SOURCE EXCERPT

START

Open barracuda156 opened 1 year ago
Seams to be a NULL pointer is dereferenced - this might happen because of the calling convention is violated. I don't own a PPC64(?) system and I'm too busy atm. You could debug a simple test app (simple jump) by stepping through the assembler instructions and compare the content in teh registers with what the calling convention requires.
My PPC32 hardware is running OpenBSD, but I have a QEMU running Darwin. I can't compile Boost for Darwin, because my gcc 3.3 can't do C++11, but I can compile ppc32_sysv_macho.S and call them from C.
I found a problem: make_fcontext(_, _, there)
fails to pass the transfer_t there. It is passing r3 = address of transfer_t, but there wants r3:r4 = transfer_t. You can jump there, but there can't jump to its transfer_t's fctx; jump_fcontext will crash.
This diff seems to fix make_context, but ontop_context might still be broken.

END

CHALLENGES
**a)** According to the forum thread, why can't Boost be compiled for Darwin?
**b)** For each statement, say whether it agrees with the forum thread, and quote the words that decide it. (i) The PPC32 hardware runs Darwin directly. (ii) The diff seems to fix make_context. (iii) ontop_context is confirmed to work.
**c)** Reproduce the forum thread word for word, starting at "Open barracuda156 opened" and ending at "them from C.".
The material after this point comes from a separate source.

EXTRACTED RECORDS
START

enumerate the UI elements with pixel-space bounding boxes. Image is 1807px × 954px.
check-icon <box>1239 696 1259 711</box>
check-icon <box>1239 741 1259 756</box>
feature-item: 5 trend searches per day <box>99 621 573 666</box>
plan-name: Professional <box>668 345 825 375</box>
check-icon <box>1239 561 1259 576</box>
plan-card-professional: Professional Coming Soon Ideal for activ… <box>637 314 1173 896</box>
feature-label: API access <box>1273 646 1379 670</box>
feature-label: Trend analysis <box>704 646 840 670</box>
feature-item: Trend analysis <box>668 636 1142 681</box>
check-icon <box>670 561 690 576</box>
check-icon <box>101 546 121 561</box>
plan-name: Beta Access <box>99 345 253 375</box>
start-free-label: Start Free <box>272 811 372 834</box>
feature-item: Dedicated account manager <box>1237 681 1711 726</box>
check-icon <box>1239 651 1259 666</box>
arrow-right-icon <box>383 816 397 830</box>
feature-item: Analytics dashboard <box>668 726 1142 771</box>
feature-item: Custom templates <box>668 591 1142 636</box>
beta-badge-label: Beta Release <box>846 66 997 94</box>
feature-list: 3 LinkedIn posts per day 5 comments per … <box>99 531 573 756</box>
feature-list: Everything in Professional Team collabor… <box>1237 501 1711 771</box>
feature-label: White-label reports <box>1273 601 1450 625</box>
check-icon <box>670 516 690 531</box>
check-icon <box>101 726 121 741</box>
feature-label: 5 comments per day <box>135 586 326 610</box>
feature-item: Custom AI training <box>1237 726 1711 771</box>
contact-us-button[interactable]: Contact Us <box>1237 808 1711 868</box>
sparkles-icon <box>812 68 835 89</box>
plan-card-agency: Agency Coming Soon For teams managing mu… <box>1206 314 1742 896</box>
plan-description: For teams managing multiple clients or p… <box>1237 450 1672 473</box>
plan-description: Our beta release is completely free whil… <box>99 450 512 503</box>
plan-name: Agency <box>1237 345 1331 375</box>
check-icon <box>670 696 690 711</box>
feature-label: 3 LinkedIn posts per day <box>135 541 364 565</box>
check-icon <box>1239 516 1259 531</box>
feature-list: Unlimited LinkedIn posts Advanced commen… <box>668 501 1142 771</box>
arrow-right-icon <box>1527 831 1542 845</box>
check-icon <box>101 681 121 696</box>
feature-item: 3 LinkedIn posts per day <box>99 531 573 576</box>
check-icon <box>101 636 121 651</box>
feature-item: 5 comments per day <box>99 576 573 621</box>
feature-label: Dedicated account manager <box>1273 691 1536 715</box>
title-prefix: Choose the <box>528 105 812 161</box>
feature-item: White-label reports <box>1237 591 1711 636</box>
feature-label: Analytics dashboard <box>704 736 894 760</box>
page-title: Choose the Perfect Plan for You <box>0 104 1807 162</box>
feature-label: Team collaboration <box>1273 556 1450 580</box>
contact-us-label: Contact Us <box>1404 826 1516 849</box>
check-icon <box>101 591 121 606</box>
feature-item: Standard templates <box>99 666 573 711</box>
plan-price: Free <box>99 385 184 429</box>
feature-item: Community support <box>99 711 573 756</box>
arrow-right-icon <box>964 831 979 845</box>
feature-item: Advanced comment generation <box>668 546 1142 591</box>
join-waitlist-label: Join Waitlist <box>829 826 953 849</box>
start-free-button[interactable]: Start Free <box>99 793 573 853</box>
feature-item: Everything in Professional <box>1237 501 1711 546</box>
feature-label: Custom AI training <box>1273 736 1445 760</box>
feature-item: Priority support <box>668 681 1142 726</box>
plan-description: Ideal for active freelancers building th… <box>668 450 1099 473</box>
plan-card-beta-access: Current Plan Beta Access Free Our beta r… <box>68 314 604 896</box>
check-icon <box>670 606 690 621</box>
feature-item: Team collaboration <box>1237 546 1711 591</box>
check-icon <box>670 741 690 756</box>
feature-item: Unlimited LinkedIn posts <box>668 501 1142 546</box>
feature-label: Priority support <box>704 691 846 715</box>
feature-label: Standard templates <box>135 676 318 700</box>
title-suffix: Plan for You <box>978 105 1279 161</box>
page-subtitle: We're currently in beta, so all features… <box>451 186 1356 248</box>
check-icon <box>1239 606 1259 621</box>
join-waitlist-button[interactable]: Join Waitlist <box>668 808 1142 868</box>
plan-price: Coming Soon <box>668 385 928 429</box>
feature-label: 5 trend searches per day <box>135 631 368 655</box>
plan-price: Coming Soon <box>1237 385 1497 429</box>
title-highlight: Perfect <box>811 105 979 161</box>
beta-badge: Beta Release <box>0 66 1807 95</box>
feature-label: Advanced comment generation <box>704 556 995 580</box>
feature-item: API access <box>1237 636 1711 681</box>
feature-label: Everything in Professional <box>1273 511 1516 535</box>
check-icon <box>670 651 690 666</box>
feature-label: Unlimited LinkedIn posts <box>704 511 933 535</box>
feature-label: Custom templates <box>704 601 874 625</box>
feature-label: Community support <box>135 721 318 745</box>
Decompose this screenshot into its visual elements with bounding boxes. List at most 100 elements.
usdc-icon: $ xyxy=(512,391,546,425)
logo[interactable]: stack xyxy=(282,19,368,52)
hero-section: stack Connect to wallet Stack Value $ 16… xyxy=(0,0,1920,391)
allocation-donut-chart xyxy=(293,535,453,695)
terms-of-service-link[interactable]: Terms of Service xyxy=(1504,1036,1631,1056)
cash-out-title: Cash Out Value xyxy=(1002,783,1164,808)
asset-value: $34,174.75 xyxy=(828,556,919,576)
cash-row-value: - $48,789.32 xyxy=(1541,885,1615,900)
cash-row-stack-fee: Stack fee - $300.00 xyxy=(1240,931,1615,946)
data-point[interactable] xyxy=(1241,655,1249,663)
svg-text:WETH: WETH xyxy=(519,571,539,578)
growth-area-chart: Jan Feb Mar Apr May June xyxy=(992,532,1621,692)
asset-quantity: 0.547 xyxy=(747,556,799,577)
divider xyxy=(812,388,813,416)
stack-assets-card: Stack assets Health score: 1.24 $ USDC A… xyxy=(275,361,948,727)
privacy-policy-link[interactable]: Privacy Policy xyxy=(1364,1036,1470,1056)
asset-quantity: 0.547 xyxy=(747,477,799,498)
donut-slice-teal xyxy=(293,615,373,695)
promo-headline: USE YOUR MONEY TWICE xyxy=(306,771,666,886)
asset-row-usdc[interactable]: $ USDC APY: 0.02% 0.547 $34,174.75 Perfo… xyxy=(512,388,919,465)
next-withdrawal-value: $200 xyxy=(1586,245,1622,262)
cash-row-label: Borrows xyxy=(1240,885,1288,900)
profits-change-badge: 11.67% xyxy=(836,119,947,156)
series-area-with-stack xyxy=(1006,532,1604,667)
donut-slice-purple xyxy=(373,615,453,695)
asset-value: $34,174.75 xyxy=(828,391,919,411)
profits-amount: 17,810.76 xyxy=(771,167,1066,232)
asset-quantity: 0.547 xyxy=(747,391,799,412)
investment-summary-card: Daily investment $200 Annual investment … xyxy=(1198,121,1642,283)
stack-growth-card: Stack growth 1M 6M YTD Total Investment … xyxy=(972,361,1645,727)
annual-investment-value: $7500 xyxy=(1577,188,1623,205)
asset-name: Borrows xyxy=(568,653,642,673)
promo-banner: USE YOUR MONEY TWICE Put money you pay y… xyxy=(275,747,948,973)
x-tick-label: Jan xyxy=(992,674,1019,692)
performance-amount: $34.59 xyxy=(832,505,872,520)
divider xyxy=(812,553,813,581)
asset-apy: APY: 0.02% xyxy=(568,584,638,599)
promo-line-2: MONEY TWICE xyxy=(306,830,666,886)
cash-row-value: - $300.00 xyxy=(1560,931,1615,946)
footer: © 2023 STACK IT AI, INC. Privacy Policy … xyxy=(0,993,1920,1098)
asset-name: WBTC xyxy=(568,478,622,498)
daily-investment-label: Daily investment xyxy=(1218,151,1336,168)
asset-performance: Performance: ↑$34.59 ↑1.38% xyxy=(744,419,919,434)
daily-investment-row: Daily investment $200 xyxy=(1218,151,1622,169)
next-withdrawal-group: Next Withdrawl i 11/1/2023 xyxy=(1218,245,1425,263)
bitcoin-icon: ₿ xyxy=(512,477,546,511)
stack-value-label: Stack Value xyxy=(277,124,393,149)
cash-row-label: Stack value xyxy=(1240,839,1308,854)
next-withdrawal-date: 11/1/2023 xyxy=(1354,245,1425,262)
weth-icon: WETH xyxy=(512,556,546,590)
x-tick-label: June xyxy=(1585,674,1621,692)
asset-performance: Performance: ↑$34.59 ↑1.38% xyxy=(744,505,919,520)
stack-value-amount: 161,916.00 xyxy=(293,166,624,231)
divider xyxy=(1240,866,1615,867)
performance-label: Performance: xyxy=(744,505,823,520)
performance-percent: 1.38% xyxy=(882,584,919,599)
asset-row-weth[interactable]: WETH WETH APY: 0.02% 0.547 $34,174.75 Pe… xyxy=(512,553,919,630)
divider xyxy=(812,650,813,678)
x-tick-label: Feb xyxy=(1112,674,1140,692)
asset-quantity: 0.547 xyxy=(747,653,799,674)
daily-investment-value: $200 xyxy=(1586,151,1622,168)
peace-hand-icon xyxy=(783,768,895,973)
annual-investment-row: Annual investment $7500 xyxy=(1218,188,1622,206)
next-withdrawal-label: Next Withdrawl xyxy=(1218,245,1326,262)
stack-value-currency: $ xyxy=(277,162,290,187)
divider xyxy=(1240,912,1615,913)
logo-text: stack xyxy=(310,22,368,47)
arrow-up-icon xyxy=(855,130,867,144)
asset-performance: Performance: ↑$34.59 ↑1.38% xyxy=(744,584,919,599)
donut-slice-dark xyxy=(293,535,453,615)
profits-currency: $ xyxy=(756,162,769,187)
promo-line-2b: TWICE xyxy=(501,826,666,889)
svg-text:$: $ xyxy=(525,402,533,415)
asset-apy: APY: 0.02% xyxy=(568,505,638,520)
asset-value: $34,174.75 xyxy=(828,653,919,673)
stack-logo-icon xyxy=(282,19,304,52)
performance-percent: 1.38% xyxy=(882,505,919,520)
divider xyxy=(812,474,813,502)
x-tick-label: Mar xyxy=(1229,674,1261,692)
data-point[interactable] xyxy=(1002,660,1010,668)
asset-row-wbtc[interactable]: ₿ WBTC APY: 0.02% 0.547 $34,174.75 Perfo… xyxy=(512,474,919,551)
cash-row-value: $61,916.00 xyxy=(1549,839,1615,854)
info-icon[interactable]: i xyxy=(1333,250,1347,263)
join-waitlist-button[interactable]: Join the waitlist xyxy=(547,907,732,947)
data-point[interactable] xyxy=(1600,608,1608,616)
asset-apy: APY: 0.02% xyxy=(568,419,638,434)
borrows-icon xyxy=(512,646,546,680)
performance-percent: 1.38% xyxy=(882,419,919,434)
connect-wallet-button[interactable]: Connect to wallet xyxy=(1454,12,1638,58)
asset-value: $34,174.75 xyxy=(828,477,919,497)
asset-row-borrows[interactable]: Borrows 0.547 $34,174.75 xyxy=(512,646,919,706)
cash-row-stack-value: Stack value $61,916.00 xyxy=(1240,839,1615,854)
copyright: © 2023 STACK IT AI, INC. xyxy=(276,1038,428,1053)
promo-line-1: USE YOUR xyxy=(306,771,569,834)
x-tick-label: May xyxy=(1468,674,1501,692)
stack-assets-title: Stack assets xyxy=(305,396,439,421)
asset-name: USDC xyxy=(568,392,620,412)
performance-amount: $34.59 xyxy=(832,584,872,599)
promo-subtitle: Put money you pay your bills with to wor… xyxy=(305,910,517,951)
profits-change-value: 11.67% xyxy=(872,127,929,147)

END

SOLUTIONS PER TASK
**a)** Because gcc 3.3 can't do C++11.

**b)**
(i) No: "My PPC32 hardware is running OpenBSD, but I have a QEMU running Darwin."
(ii) Yes: "This diff seems to fix make_context"
(iii) No: "ontop_context might still be broken."

**c)**
Open barracuda156 opened 1 year ago
Seams to be a NULL pointer is dereferenced - this might happen because of the calling convention is violated. I don't own a PPC64(?) system and I'm too busy atm. You could debug a simple test app (simple jump) by stepping through the assembler instructions and compare the content in teh registers with what the calling convention requires.
My PPC32 hardware is running OpenBSD, but I have a QEMU running Darwin. I can't compile Boost for Darwin, because my gcc 3.3 can't do C++11, but I can compile ppc32_sysv_macho.S and call them from C.